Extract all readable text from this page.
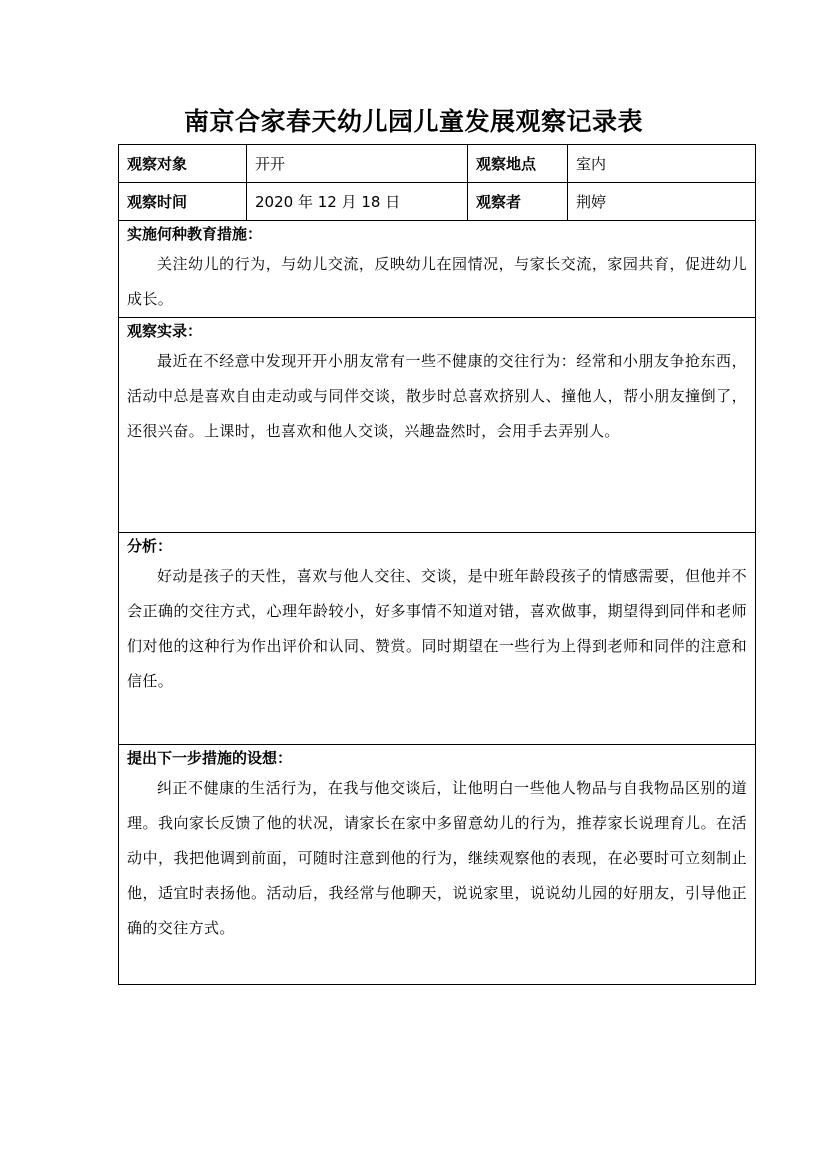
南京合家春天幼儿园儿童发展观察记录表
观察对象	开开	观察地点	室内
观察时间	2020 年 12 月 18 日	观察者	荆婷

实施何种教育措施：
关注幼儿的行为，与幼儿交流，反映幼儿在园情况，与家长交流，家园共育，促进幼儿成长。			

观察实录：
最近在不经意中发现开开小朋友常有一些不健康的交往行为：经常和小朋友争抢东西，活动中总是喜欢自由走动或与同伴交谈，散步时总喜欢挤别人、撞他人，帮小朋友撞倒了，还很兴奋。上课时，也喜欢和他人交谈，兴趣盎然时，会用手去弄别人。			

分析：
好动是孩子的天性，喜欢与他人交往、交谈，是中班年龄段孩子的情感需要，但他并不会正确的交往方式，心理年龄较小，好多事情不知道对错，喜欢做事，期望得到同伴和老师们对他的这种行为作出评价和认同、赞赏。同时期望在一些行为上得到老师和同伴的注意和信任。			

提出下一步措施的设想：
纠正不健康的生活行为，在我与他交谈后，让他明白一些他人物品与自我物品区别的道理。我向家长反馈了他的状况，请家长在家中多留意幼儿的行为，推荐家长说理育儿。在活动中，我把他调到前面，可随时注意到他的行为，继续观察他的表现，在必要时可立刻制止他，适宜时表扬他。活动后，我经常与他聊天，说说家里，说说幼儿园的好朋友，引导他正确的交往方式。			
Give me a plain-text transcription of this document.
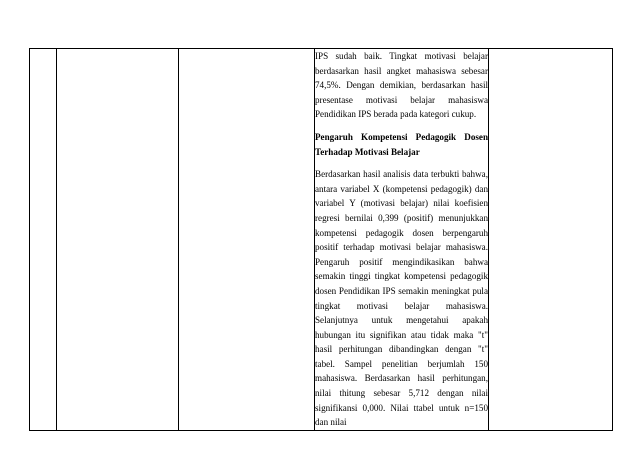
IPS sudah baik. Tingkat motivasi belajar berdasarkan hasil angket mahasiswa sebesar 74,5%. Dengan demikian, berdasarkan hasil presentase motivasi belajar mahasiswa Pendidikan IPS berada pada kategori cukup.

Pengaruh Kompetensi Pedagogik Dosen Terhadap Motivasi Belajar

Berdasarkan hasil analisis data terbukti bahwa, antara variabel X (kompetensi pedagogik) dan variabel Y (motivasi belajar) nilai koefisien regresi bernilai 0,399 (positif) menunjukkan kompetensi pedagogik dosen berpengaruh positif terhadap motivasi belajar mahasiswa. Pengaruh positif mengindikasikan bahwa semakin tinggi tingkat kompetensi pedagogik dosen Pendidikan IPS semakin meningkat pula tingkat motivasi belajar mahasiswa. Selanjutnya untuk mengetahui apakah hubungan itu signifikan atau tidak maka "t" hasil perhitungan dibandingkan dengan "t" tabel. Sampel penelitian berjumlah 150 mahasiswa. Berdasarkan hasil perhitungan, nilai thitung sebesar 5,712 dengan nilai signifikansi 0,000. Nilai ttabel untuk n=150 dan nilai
----------------------------------------
(Required work) Quote exactly the lines from the one that contains "Give me a plain-text" through the end of the listing above, both ends included, leaving out the pictures.

(Task answer)
Give me a plain-text transcription of this document.
IPS sudah baik. Tingkat motivasi belajar berdasarkan hasil angket mahasiswa sebesar 74,5%. Dengan demikian, berdasarkan hasil presentase motivasi belajar mahasiswa Pendidikan IPS berada pada kategori cukup.

Pengaruh Kompetensi Pedagogik Dosen Terhadap Motivasi Belajar

Berdasarkan hasil analisis data terbukti bahwa, antara variabel X (kompetensi pedagogik) dan variabel Y (motivasi belajar) nilai koefisien regresi bernilai 0,399 (positif) menunjukkan kompetensi pedagogik dosen berpengaruh positif terhadap motivasi belajar mahasiswa. Pengaruh positif mengindikasikan bahwa semakin tinggi tingkat kompetensi pedagogik dosen Pendidikan IPS semakin meningkat pula tingkat motivasi belajar mahasiswa. Selanjutnya untuk mengetahui apakah hubungan itu signifikan atau tidak maka "t" hasil perhitungan dibandingkan dengan "t" tabel. Sampel penelitian berjumlah 150 mahasiswa. Berdasarkan hasil perhitungan, nilai thitung sebesar 5,712 dengan nilai signifikansi 0,000. Nilai ttabel untuk n=150 dan nilai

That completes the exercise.